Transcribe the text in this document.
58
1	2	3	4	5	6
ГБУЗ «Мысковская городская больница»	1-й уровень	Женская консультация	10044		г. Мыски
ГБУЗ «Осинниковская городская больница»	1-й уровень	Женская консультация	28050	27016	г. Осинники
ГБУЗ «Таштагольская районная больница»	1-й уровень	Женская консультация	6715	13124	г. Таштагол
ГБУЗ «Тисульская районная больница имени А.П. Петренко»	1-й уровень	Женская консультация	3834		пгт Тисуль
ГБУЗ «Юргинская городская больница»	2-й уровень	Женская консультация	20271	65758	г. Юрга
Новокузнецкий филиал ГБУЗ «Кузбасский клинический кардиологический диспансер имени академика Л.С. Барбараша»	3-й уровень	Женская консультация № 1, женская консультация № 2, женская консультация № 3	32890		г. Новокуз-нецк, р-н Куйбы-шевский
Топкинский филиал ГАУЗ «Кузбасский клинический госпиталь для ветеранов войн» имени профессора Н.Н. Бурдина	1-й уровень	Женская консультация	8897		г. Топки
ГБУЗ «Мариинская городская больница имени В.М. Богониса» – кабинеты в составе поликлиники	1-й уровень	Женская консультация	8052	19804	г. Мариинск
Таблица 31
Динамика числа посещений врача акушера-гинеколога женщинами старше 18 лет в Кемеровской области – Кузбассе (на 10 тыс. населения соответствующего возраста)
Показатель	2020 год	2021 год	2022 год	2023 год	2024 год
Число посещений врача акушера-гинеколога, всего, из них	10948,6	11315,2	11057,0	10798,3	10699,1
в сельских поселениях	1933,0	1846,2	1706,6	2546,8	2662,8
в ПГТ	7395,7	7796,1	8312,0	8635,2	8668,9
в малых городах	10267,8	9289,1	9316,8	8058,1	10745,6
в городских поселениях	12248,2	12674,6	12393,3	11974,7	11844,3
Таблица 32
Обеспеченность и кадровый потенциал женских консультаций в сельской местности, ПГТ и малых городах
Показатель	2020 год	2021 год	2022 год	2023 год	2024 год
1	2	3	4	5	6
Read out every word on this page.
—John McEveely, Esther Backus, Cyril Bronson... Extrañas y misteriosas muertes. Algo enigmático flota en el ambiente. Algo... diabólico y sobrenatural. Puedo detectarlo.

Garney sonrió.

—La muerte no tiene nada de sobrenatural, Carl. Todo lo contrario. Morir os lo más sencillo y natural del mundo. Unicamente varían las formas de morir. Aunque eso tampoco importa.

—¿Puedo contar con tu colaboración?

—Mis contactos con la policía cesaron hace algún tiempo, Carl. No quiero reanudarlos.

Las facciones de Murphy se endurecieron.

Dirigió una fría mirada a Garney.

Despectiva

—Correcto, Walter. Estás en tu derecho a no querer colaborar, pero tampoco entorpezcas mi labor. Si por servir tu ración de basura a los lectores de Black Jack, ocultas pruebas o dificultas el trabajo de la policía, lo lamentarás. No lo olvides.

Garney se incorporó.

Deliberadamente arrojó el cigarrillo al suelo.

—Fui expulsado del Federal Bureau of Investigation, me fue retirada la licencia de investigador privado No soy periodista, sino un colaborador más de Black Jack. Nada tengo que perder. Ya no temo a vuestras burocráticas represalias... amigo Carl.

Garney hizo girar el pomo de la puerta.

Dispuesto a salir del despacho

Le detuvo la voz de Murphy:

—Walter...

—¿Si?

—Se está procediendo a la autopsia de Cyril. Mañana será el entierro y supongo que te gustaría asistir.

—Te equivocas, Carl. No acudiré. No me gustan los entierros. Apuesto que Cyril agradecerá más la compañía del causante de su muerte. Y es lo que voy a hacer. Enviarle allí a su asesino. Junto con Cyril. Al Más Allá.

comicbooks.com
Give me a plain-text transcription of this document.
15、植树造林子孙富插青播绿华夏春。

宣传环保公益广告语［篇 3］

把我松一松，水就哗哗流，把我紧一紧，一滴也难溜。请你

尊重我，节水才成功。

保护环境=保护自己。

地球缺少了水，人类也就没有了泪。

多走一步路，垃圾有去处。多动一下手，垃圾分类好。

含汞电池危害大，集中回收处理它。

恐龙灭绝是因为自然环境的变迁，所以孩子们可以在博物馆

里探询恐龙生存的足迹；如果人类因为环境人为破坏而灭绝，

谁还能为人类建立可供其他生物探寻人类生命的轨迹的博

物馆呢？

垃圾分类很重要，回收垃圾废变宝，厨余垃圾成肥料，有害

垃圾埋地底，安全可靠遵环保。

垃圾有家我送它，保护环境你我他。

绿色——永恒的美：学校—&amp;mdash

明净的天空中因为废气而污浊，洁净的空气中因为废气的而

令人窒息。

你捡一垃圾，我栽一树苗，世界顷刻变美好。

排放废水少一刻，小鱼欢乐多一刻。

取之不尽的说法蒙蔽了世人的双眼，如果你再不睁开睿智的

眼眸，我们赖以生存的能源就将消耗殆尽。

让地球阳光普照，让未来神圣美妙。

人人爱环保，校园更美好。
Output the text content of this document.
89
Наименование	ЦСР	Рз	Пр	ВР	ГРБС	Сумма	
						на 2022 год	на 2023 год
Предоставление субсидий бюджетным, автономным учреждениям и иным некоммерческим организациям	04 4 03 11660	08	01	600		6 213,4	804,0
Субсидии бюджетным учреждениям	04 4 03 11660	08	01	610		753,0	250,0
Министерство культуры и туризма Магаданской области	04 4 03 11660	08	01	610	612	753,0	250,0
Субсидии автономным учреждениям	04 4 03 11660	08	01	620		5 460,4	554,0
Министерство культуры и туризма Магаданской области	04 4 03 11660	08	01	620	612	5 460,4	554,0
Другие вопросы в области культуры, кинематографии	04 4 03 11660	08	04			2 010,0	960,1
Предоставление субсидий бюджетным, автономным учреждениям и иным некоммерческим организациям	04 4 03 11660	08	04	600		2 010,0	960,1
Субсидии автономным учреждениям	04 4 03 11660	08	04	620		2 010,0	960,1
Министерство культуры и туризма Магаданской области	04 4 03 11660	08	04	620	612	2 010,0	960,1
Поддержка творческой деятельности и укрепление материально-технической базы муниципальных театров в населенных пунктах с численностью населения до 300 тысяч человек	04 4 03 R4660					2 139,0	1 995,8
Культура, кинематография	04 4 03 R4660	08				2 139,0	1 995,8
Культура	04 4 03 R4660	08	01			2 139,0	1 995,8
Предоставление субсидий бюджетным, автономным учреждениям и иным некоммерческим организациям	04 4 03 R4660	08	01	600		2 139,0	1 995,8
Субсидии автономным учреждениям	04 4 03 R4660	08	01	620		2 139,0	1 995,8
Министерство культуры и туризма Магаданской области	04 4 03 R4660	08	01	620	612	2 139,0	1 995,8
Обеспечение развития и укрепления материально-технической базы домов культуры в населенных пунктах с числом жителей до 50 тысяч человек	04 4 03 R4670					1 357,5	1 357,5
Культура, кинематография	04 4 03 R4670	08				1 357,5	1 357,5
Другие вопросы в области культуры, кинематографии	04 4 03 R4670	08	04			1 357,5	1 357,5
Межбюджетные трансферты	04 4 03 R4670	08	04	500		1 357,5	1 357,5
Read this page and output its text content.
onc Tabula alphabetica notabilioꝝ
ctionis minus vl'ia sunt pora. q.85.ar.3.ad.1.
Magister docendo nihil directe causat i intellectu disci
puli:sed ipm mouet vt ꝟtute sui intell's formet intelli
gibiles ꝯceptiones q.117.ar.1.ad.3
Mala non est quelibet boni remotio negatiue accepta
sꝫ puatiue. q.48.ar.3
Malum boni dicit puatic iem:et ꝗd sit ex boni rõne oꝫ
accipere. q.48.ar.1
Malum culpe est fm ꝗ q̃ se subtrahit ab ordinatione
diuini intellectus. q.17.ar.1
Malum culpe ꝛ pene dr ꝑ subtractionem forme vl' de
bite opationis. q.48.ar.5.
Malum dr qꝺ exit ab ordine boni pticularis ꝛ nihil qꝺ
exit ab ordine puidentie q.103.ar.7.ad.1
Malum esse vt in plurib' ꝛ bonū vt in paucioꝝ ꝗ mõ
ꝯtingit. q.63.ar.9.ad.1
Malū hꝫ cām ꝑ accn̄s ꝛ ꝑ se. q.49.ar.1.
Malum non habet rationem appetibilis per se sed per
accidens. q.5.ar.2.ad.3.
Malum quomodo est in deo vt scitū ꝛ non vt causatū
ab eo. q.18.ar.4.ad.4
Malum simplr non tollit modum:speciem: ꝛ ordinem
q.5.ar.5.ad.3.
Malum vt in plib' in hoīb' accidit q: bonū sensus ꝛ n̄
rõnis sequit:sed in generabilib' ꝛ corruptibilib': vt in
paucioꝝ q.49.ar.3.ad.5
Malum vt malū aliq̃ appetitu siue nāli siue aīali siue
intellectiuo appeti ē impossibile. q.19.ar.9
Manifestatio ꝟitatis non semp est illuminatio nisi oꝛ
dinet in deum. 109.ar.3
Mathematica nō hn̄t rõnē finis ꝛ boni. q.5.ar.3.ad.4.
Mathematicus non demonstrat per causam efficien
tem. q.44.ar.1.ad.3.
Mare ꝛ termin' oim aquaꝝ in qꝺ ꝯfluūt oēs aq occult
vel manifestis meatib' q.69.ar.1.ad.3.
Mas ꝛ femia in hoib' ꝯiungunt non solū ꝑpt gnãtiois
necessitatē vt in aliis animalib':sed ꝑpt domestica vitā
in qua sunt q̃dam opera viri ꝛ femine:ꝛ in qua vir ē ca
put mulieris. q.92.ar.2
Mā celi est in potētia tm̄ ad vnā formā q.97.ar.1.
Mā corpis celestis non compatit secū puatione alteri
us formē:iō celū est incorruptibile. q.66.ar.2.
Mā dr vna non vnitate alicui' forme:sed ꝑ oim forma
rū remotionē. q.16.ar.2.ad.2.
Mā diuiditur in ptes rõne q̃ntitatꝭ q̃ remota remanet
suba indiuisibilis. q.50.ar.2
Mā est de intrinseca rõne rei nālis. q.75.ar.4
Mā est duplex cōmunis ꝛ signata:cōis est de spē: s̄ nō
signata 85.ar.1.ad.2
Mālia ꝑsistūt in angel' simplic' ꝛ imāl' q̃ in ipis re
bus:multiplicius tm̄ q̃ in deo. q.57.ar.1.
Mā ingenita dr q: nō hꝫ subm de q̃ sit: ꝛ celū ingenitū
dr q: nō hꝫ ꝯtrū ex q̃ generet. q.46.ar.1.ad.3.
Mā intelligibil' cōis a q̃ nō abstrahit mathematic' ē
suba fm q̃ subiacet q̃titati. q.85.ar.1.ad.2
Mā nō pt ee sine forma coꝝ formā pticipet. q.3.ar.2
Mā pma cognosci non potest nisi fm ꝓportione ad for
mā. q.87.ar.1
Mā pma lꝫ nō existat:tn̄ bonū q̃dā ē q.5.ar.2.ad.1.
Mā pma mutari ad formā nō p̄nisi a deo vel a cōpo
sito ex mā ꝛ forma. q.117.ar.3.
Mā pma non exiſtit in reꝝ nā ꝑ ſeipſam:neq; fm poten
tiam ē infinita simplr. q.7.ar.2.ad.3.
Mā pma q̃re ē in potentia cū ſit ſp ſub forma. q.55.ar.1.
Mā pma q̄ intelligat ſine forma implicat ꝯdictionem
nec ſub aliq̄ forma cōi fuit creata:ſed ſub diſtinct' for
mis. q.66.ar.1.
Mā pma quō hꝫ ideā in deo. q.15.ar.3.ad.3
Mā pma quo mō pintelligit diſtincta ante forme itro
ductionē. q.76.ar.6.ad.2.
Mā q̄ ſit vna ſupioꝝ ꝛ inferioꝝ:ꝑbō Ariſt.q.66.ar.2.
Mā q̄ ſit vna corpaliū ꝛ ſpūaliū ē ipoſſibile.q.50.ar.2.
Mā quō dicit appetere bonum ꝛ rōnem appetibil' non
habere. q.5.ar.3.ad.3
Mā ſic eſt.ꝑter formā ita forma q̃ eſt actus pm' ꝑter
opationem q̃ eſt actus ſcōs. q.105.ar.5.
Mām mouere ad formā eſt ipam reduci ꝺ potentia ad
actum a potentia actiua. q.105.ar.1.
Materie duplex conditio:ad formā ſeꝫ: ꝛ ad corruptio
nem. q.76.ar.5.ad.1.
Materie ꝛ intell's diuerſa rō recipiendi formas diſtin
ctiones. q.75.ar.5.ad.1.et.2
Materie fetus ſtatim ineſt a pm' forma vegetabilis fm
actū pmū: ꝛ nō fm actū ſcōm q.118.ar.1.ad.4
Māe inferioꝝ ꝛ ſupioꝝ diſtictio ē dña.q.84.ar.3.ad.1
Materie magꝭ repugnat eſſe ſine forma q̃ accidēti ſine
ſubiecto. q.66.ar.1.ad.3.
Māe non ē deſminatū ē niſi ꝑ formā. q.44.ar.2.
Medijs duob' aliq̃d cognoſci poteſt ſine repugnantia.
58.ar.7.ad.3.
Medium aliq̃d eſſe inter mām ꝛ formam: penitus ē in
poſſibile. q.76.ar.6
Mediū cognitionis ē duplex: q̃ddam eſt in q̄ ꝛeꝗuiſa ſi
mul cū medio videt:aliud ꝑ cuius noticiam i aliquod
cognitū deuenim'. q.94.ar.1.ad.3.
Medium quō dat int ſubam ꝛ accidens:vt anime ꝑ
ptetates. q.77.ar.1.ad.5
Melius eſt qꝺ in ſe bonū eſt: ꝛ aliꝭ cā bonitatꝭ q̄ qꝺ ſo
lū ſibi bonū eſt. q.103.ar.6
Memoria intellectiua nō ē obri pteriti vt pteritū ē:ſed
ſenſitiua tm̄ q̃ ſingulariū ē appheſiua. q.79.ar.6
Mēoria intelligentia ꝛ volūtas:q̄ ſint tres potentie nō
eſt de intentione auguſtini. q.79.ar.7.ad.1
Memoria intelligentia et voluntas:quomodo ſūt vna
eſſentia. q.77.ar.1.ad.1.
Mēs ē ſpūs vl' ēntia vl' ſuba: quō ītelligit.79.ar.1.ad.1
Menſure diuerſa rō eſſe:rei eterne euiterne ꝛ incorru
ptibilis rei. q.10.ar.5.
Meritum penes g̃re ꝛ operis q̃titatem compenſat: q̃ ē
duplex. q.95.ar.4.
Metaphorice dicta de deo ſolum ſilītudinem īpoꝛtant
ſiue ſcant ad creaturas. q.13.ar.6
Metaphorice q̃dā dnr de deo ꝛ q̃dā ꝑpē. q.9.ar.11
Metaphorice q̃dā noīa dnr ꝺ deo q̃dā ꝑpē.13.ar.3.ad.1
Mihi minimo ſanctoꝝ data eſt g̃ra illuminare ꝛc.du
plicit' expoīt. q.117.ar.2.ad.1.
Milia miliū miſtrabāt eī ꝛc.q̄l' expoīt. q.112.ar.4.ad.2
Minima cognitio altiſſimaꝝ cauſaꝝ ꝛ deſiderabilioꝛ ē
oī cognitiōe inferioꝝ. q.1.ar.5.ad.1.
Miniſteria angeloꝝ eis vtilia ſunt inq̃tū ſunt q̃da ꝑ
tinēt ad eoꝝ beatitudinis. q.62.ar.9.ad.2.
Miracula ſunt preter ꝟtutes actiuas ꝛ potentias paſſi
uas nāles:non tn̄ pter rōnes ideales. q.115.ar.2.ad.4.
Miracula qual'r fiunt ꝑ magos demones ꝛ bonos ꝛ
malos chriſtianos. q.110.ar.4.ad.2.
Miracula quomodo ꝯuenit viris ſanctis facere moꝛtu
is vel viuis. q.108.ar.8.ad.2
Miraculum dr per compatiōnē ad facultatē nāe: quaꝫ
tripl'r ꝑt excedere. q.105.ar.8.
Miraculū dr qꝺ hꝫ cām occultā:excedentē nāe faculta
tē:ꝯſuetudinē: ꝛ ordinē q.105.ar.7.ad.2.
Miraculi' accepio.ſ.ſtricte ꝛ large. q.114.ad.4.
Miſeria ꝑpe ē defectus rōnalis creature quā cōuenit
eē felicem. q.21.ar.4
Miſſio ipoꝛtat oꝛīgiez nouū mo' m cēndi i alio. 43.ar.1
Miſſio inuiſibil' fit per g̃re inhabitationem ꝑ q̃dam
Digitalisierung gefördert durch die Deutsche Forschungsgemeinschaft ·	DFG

◇ ◇ ◇ ◇ ◇ ◇ ◇

## BRIEF
Where a line holds the string "Другие", copy that line.

## TASK ANSWER
Другие вопросы в области культуры, кинематографии	04 4 03 11660	08	04			2 010,0	960,1
Другие вопросы в области культуры, кинематографии	04 4 03 R4670	08	04			1 357,5	1 357,5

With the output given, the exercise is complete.